* **SET EXERCISE**
Gather up every line that includes the string "JSON".
** begin **
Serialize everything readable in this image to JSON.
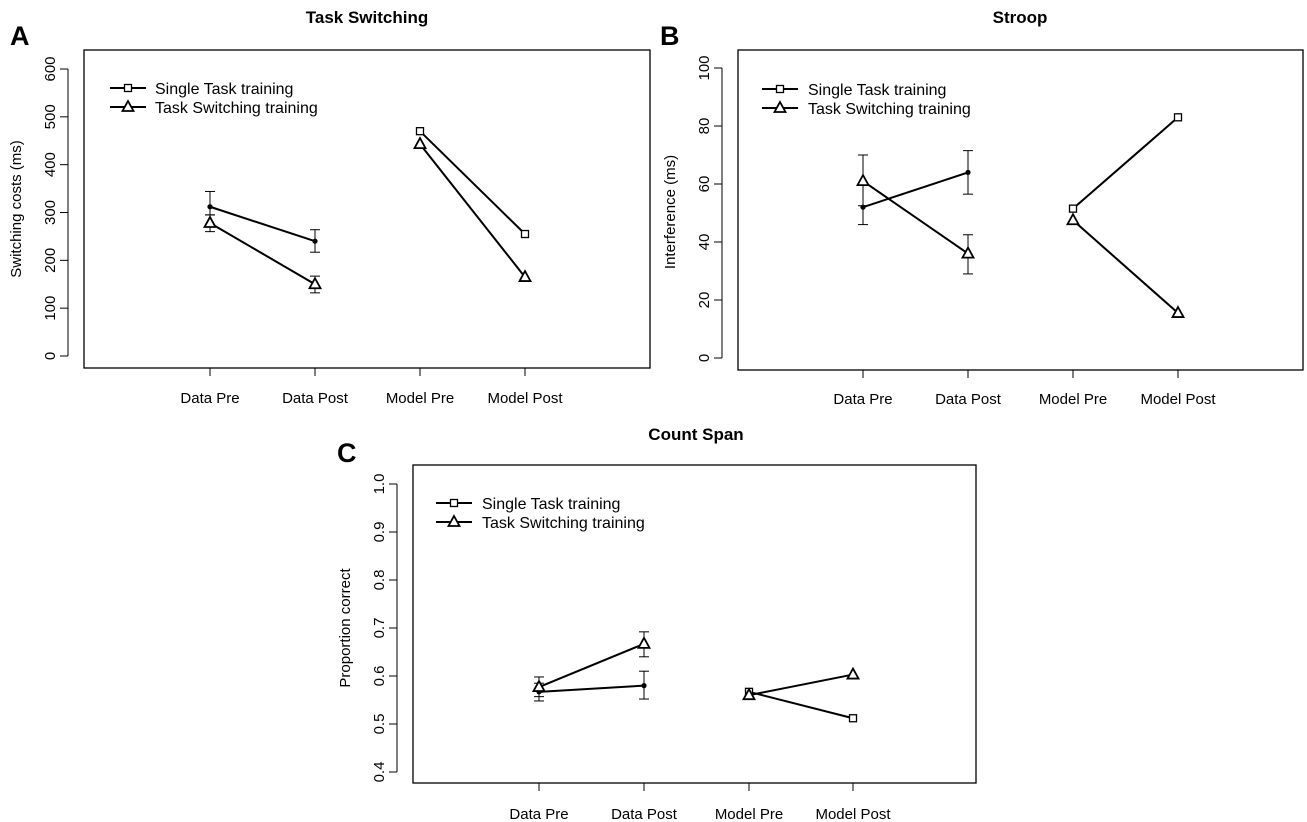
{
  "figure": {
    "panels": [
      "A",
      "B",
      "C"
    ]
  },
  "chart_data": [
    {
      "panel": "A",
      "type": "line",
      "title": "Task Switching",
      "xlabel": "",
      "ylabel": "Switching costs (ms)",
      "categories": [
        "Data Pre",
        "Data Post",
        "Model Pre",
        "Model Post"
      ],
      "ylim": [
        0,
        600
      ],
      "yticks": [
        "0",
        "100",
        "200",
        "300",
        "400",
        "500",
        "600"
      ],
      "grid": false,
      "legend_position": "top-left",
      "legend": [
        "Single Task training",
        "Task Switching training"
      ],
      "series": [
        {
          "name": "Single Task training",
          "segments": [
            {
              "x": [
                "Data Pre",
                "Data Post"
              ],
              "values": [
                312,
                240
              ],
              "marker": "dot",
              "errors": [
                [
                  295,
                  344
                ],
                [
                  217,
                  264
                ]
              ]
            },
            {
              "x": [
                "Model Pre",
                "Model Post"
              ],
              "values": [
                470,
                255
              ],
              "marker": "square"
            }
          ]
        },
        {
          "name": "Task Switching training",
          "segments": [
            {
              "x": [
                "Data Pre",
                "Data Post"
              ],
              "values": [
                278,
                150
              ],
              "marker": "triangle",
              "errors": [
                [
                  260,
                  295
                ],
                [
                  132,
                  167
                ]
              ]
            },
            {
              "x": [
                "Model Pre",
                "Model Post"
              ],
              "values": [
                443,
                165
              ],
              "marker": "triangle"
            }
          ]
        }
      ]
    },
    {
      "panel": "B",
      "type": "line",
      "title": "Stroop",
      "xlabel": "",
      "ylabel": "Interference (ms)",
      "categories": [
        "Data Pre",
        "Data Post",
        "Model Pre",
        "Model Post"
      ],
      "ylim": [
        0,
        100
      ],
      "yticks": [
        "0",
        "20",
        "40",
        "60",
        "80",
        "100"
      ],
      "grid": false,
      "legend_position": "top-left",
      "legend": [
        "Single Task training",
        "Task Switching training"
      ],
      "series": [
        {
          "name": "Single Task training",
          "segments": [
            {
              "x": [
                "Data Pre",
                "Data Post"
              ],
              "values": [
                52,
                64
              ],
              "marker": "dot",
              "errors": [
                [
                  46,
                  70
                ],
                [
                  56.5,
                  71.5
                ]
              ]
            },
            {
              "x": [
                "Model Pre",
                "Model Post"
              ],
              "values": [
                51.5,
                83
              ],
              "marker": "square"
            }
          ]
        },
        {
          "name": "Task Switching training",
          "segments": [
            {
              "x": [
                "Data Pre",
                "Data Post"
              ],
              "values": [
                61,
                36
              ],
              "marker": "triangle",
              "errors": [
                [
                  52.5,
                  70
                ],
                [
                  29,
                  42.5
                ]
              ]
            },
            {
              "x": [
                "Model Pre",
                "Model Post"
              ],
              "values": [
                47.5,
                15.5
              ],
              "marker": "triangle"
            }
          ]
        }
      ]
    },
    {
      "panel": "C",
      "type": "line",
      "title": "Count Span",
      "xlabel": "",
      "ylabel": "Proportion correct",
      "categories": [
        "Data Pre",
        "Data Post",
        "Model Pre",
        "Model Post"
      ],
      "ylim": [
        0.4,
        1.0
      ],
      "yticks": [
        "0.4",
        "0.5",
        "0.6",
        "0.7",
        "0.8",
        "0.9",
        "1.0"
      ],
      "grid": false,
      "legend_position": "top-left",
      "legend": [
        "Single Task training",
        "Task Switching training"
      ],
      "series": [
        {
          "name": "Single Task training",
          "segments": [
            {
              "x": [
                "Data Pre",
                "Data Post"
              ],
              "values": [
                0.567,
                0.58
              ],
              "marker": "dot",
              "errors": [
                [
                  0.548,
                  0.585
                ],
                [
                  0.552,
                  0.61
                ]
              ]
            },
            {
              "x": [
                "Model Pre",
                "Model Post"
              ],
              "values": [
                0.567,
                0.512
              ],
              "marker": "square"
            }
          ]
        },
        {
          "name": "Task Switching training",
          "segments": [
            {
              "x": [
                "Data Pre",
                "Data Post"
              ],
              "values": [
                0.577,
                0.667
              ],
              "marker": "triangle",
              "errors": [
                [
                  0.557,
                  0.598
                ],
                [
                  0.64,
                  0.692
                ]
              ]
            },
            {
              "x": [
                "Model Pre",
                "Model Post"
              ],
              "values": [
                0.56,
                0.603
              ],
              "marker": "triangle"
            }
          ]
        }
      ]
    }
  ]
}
** end **
** begin **
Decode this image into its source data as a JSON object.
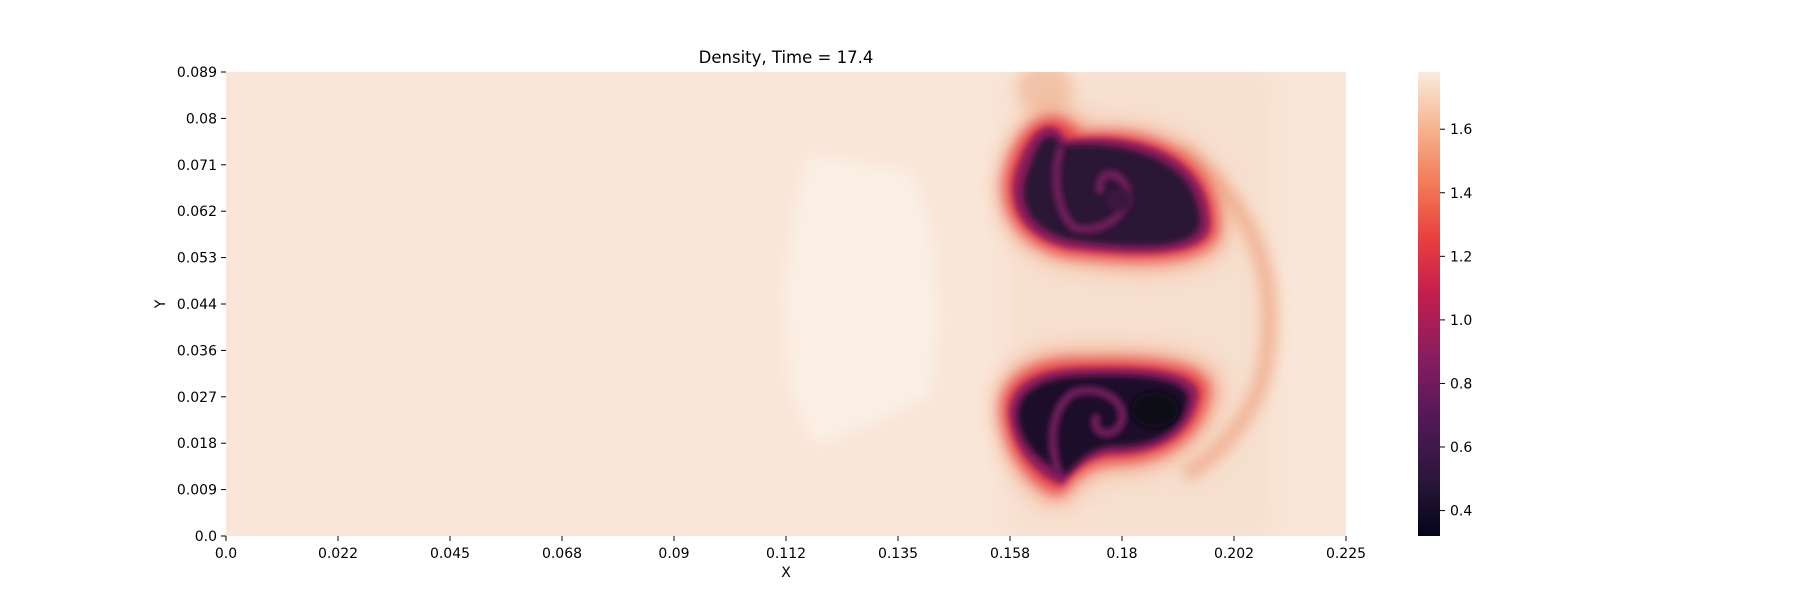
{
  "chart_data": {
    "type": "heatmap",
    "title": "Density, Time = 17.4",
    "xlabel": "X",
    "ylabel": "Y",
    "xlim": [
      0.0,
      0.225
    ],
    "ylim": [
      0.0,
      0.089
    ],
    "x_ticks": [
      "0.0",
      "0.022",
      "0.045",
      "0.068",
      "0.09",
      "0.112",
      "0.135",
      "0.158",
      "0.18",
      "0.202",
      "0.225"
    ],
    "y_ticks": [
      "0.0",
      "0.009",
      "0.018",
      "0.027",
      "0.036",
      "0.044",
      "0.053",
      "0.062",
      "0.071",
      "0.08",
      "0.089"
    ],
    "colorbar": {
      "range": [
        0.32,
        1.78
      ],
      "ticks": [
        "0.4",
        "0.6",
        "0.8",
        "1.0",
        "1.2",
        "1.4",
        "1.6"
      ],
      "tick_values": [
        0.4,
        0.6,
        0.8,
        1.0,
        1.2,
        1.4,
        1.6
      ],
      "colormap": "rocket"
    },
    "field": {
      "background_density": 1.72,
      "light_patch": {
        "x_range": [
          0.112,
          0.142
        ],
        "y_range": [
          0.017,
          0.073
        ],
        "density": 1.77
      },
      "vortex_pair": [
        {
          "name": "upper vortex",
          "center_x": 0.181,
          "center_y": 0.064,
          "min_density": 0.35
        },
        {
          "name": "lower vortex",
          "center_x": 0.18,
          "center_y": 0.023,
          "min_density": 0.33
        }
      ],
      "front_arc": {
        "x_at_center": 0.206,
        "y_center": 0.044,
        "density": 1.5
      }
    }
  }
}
** end **
** begin **
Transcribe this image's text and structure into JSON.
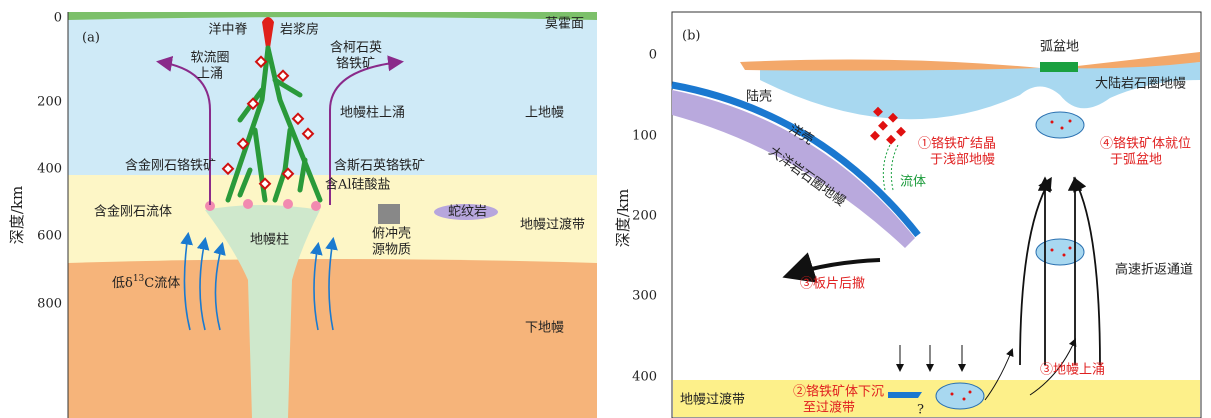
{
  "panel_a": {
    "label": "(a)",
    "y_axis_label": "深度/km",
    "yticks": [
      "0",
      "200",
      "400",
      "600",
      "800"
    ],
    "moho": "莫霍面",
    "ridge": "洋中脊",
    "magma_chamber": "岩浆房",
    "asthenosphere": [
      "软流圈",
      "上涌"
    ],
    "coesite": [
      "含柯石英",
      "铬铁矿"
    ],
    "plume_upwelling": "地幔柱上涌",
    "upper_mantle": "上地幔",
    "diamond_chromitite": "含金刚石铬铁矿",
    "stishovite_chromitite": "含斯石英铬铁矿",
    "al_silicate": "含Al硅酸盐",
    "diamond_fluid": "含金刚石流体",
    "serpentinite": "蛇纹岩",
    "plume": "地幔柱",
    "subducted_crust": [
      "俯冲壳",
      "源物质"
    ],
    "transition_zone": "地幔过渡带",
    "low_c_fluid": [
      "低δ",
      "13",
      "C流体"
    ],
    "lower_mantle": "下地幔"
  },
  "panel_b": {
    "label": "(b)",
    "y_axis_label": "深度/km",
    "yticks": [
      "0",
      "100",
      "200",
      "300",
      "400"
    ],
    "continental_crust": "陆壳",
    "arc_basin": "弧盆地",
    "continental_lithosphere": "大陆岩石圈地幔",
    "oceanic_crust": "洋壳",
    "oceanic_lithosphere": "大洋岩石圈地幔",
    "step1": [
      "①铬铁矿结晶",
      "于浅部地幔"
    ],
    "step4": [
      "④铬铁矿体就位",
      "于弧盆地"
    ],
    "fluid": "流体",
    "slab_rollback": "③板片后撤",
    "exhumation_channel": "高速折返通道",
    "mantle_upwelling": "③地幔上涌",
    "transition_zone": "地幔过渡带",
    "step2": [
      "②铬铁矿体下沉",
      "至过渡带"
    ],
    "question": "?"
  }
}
** end **
* **IN RESPONSE**
Serialize everything readable in this image to JSON.
Decode this image into its source data as a JSON object.
Transcribe this image's text and structure into JSON.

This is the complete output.